Copy out all the entries exactly.

==== TASK DATA

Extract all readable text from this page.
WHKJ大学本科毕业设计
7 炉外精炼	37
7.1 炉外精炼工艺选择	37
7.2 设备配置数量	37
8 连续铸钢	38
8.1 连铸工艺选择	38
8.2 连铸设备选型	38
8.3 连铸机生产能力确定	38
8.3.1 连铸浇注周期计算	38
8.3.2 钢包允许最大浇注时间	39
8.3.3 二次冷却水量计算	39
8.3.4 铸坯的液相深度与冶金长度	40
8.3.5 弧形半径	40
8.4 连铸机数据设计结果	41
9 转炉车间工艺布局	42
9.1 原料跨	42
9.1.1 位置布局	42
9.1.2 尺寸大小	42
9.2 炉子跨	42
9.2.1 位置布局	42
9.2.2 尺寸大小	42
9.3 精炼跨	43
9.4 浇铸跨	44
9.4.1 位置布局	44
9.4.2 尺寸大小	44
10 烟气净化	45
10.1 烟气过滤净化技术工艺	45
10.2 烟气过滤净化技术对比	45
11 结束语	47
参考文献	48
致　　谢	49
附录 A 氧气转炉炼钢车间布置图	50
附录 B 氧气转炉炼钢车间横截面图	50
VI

========

EXERCISE OUTPUT
Extract all readable text from this page.
WHKJ大学本科毕业设计
7 炉外精炼	37
7.1 炉外精炼工艺选择	37
7.2 设备配置数量	37
8 连续铸钢	38
8.1 连铸工艺选择	38
8.2 连铸设备选型	38
8.3 连铸机生产能力确定	38
8.3.1 连铸浇注周期计算	38
8.3.2 钢包允许最大浇注时间	39
8.3.3 二次冷却水量计算	39
8.3.4 铸坯的液相深度与冶金长度	40
8.3.5 弧形半径	40
8.4 连铸机数据设计结果	41
9 转炉车间工艺布局	42
9.1 原料跨	42
9.1.1 位置布局	42
9.1.2 尺寸大小	42
9.2 炉子跨	42
9.2.1 位置布局	42
9.2.2 尺寸大小	42
9.3 精炼跨	43
9.4 浇铸跨	44
9.4.1 位置布局	44
9.4.2 尺寸大小	44
10 烟气净化	45
10.1 烟气过滤净化技术工艺	45
10.2 烟气过滤净化技术对比	45
11 结束语	47
参考文献	48
致　　谢	49
附录 A 氧气转炉炼钢车间布置图	50
附录 B 氧气转炉炼钢车间横截面图	50
VI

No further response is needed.